— begin Data in this exercise —

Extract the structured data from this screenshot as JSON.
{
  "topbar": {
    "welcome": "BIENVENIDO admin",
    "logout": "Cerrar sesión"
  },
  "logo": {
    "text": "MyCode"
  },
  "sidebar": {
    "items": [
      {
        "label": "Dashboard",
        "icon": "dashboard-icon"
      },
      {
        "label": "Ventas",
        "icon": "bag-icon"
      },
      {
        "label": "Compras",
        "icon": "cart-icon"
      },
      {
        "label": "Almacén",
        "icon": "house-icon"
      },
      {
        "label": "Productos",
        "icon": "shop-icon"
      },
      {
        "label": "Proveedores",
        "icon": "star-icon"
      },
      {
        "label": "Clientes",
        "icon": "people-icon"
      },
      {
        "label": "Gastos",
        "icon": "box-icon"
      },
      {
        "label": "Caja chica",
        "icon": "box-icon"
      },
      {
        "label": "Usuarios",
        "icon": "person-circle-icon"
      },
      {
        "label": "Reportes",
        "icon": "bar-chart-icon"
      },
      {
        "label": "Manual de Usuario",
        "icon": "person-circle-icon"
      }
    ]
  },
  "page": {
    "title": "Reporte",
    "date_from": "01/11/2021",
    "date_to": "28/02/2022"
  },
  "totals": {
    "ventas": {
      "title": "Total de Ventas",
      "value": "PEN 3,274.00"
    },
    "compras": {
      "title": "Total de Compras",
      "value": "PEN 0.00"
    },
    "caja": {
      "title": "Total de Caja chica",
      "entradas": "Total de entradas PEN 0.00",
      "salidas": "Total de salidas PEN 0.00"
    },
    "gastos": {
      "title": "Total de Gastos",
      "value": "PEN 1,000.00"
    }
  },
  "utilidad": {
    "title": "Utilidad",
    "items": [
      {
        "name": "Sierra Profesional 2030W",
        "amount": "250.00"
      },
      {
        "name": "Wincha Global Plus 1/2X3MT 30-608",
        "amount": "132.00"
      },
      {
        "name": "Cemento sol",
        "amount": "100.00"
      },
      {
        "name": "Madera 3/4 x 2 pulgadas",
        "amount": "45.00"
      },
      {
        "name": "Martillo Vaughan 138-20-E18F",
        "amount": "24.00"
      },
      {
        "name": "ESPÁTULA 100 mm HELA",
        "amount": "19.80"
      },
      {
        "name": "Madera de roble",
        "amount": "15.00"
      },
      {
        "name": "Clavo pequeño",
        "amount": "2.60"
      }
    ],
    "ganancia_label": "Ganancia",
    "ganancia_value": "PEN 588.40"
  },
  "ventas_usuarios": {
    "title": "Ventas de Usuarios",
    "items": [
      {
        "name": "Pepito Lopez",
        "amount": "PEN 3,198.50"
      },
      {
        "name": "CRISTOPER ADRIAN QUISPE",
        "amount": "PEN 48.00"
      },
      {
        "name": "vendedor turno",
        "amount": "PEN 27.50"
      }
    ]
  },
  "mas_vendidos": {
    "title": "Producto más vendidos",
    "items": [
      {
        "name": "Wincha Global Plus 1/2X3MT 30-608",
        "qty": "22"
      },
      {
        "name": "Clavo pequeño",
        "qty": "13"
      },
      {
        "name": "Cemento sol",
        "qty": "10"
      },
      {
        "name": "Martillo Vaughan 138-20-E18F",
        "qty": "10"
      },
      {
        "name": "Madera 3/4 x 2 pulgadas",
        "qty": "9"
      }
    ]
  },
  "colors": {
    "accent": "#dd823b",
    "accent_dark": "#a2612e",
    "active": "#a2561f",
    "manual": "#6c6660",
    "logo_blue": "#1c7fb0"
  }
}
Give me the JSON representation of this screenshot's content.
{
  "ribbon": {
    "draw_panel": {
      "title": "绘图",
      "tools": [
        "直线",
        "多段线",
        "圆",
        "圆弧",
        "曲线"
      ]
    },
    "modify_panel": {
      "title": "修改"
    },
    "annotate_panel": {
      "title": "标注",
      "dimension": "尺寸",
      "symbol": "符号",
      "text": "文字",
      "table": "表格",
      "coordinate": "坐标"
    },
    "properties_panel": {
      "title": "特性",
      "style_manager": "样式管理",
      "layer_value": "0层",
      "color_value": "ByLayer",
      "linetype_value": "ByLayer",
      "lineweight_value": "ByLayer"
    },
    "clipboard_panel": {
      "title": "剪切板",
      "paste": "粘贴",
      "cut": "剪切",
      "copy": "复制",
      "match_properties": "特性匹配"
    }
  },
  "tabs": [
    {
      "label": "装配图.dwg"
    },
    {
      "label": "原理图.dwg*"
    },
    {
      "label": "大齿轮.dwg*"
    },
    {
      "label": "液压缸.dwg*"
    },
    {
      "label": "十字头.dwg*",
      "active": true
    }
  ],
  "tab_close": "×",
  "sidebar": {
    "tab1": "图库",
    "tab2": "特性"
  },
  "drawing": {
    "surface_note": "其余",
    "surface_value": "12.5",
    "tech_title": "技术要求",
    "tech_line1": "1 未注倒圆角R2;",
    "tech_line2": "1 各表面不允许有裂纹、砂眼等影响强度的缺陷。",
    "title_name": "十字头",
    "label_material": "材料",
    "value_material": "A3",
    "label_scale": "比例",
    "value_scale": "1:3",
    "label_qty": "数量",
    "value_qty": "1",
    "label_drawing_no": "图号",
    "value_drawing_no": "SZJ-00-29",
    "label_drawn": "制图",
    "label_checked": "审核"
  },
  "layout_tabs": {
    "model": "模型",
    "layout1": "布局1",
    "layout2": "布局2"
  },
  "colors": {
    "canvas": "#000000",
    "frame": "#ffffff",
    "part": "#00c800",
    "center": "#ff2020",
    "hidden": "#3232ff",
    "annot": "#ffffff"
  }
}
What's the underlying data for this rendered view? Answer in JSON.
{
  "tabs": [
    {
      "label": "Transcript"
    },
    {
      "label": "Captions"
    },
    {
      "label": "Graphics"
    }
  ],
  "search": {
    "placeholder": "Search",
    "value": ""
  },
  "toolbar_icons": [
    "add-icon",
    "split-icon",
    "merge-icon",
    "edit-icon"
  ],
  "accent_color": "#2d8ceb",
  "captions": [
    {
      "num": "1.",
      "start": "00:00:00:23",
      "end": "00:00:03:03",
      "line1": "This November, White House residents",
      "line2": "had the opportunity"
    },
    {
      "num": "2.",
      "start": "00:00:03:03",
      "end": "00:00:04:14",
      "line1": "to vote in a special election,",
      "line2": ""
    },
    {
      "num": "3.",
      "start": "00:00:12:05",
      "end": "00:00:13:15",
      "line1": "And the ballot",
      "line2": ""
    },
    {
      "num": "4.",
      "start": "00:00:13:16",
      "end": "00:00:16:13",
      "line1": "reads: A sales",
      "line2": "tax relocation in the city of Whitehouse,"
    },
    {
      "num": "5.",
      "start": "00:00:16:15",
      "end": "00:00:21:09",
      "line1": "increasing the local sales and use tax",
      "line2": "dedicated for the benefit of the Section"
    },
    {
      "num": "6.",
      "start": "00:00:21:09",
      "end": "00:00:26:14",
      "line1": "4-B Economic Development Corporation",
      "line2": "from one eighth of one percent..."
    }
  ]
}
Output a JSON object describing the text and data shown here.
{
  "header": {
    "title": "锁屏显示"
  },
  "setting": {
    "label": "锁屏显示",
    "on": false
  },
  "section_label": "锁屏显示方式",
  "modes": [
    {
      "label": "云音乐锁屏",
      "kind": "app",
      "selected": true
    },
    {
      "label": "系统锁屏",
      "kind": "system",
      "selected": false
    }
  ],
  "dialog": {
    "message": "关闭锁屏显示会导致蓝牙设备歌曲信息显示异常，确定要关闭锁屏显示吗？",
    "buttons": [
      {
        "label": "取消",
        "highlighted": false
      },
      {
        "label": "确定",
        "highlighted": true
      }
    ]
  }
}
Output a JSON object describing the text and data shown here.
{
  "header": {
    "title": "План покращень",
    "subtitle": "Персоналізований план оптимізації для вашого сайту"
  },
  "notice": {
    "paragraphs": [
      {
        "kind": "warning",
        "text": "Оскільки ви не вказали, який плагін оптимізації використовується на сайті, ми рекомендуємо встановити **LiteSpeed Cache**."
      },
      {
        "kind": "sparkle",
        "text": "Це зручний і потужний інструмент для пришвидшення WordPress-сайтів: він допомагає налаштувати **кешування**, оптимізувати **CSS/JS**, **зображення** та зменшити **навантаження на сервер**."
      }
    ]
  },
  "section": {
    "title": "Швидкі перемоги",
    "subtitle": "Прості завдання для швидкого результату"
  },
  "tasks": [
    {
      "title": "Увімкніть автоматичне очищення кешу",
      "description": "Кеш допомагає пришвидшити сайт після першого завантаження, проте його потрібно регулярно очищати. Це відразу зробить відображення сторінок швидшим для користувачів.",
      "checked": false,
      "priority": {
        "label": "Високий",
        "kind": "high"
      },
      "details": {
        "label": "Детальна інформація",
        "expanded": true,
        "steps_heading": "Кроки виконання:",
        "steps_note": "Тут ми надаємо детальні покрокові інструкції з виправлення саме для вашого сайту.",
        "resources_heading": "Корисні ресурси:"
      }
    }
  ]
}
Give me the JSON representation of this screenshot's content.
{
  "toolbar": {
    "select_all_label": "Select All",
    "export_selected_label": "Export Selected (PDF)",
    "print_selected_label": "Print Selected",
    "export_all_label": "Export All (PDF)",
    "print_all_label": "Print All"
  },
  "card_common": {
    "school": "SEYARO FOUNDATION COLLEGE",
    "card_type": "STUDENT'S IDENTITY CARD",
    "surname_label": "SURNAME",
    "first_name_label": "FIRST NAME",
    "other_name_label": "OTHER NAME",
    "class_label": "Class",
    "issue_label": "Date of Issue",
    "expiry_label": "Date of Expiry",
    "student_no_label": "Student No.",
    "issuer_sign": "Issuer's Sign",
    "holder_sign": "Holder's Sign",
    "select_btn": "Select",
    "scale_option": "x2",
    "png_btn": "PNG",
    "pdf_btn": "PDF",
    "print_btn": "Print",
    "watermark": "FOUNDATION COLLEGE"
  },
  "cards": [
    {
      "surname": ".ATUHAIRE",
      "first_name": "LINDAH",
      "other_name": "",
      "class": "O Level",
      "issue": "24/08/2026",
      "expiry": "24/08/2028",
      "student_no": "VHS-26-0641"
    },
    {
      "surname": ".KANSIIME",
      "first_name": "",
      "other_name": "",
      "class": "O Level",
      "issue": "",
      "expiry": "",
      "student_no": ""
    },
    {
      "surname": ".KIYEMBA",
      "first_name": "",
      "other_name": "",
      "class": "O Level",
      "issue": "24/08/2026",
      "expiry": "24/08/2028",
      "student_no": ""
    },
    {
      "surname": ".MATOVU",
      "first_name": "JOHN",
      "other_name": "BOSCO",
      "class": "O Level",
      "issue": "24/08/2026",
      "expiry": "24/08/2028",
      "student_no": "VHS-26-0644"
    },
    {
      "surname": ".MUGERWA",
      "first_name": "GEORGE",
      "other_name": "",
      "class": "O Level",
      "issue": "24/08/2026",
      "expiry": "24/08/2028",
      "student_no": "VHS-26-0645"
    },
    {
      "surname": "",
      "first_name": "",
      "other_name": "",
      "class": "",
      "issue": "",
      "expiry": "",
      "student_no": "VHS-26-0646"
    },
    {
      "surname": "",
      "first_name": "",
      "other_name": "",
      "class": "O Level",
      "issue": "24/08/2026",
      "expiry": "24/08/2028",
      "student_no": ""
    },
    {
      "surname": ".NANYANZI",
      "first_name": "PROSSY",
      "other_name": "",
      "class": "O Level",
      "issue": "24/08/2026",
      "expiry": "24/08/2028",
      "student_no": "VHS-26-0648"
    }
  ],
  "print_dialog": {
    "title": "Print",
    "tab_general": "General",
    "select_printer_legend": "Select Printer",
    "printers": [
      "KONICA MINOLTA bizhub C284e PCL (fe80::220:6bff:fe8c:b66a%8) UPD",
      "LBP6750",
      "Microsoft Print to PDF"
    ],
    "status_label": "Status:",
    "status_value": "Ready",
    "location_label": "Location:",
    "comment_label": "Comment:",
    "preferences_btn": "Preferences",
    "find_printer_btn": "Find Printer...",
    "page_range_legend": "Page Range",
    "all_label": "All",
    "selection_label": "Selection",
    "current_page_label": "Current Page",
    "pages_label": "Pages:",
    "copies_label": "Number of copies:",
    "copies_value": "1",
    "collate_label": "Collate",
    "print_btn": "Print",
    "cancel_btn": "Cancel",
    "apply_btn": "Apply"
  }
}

— end Data in this exercise —

Calculate how many lines of the material include the string "Sign", and state that number by itself.

2